(Records)
========
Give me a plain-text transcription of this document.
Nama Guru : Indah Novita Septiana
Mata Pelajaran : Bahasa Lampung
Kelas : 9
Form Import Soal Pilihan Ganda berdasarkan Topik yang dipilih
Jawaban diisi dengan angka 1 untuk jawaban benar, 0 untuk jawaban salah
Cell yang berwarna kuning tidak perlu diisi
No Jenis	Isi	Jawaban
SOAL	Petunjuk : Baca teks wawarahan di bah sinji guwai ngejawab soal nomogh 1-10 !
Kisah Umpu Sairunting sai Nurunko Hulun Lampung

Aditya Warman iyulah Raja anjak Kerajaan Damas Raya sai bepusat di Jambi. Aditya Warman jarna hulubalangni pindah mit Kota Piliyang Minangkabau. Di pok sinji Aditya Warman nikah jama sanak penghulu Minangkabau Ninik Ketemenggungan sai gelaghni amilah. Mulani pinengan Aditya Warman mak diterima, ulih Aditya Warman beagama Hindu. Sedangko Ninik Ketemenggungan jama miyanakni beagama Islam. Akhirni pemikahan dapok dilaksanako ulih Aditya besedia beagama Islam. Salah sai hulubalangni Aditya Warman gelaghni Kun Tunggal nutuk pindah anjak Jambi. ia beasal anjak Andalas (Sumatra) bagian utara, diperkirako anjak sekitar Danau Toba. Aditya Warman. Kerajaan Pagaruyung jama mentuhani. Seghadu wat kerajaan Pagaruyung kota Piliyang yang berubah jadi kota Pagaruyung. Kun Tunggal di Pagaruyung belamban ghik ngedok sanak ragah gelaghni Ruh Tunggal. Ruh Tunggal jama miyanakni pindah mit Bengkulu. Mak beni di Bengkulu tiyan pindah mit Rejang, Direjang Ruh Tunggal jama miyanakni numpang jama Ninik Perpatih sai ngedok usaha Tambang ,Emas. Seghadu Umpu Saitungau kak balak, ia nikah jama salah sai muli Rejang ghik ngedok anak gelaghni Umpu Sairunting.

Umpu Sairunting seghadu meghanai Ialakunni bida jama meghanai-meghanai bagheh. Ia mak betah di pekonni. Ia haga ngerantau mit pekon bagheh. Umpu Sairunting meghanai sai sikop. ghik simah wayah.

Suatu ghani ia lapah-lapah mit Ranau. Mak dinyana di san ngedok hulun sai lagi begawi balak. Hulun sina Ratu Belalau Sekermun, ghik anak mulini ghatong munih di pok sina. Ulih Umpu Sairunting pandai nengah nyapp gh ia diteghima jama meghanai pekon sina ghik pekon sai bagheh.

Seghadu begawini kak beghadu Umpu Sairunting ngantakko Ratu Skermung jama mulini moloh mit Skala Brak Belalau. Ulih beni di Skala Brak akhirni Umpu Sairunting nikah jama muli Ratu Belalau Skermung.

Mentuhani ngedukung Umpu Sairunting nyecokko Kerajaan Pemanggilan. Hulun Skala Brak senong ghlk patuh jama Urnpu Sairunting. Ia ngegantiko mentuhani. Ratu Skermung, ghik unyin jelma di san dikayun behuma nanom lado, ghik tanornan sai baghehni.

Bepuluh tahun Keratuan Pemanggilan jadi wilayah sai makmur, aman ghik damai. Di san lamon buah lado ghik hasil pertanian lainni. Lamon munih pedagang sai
========
• **What is needed**: Set down the material above again, word for word.

• **Answer to the problem**:
Give me a plain-text transcription of this document.
Nama Guru : Indah Novita Septiana
Mata Pelajaran : Bahasa Lampung
Kelas : 9
Form Import Soal Pilihan Ganda berdasarkan Topik yang dipilih
Jawaban diisi dengan angka 1 untuk jawaban benar, 0 untuk jawaban salah
Cell yang berwarna kuning tidak perlu diisi
No Jenis	Isi	Jawaban
SOAL	Petunjuk : Baca teks wawarahan di bah sinji guwai ngejawab soal nomogh 1-10 !
Kisah Umpu Sairunting sai Nurunko Hulun Lampung

Aditya Warman iyulah Raja anjak Kerajaan Damas Raya sai bepusat di Jambi. Aditya Warman jarna hulubalangni pindah mit Kota Piliyang Minangkabau. Di pok sinji Aditya Warman nikah jama sanak penghulu Minangkabau Ninik Ketemenggungan sai gelaghni amilah. Mulani pinengan Aditya Warman mak diterima, ulih Aditya Warman beagama Hindu. Sedangko Ninik Ketemenggungan jama miyanakni beagama Islam. Akhirni pemikahan dapok dilaksanako ulih Aditya besedia beagama Islam. Salah sai hulubalangni Aditya Warman gelaghni Kun Tunggal nutuk pindah anjak Jambi. ia beasal anjak Andalas (Sumatra) bagian utara, diperkirako anjak sekitar Danau Toba. Aditya Warman. Kerajaan Pagaruyung jama mentuhani. Seghadu wat kerajaan Pagaruyung kota Piliyang yang berubah jadi kota Pagaruyung. Kun Tunggal di Pagaruyung belamban ghik ngedok sanak ragah gelaghni Ruh Tunggal. Ruh Tunggal jama miyanakni pindah mit Bengkulu. Mak beni di Bengkulu tiyan pindah mit Rejang, Direjang Ruh Tunggal jama miyanakni numpang jama Ninik Perpatih sai ngedok usaha Tambang ,Emas. Seghadu Umpu Saitungau kak balak, ia nikah jama salah sai muli Rejang ghik ngedok anak gelaghni Umpu Sairunting.

Umpu Sairunting seghadu meghanai Ialakunni bida jama meghanai-meghanai bagheh. Ia mak betah di pekonni. Ia haga ngerantau mit pekon bagheh. Umpu Sairunting meghanai sai sikop. ghik simah wayah.

Suatu ghani ia lapah-lapah mit Ranau. Mak dinyana di san ngedok hulun sai lagi begawi balak. Hulun sina Ratu Belalau Sekermun, ghik anak mulini ghatong munih di pok sina. Ulih Umpu Sairunting pandai nengah nyapp gh ia diteghima jama meghanai pekon sina ghik pekon sai bagheh.

Seghadu begawini kak beghadu Umpu Sairunting ngantakko Ratu Skermung jama mulini moloh mit Skala Brak Belalau. Ulih beni di Skala Brak akhirni Umpu Sairunting nikah jama muli Ratu Belalau Skermung.

Mentuhani ngedukung Umpu Sairunting nyecokko Kerajaan Pemanggilan. Hulun Skala Brak senong ghlk patuh jama Urnpu Sairunting. Ia ngegantiko mentuhani. Ratu Skermung, ghik unyin jelma di san dikayun behuma nanom lado, ghik tanornan sai baghehni.

Bepuluh tahun Keratuan Pemanggilan jadi wilayah sai makmur, aman ghik damai. Di san lamon buah lado ghik hasil pertanian lainni. Lamon munih pedagang sai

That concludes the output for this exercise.